The problem
Omit all images. Transcribe the rest of the material below exactly.

The data
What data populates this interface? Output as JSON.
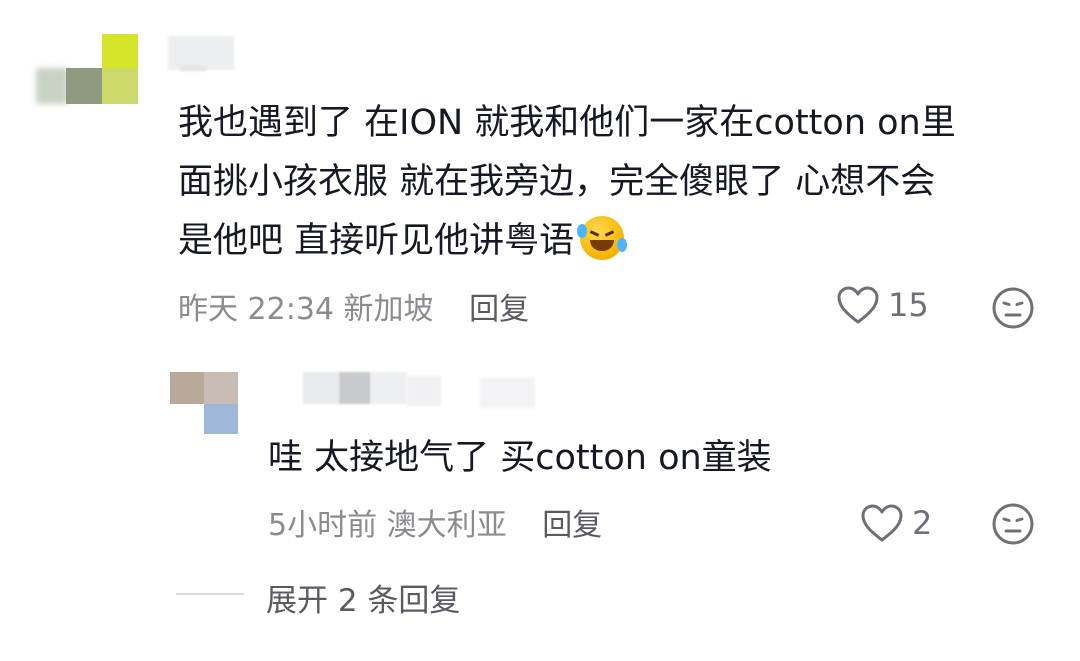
{
  "comment": {
    "text_line1": "我也遇到了 在ION 就我和他们一家在cotton on里",
    "text_line2": "面挑小孩衣服 就在我旁边，完全傻眼了 心想不会",
    "text_line3": "是他吧 直接听见他讲粤语",
    "emoji_icon": "rolling-on-floor-laughing-emoji",
    "time": "昨天 22:34",
    "location": "新加坡",
    "reply_label": "回复",
    "likes": "15"
  },
  "reply": {
    "text": "哇 太接地气了 买cotton on童装",
    "time": "5小时前",
    "location": "澳大利亚",
    "reply_label": "回复",
    "likes": "2"
  },
  "expand": {
    "label": "展开 2 条回复"
  },
  "colors": {
    "text": "#161823",
    "meta": "#8a8b91",
    "icon": "#6f7077"
  }
}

Exercise answer
What data populates this interface? Output as JSON.
{
  "comment": {
    "text_line1": "我也遇到了 在ION 就我和他们一家在cotton on里",
    "text_line2": "面挑小孩衣服 就在我旁边，完全傻眼了 心想不会",
    "text_line3": "是他吧 直接听见他讲粤语",
    "emoji_icon": "rolling-on-floor-laughing-emoji",
    "time": "昨天 22:34",
    "location": "新加坡",
    "reply_label": "回复",
    "likes": "15"
  },
  "reply": {
    "text": "哇 太接地气了 买cotton on童装",
    "time": "5小时前",
    "location": "澳大利亚",
    "reply_label": "回复",
    "likes": "2"
  },
  "expand": {
    "label": "展开 2 条回复"
  },
  "colors": {
    "text": "#161823",
    "meta": "#8a8b91",
    "icon": "#6f7077"
  }
}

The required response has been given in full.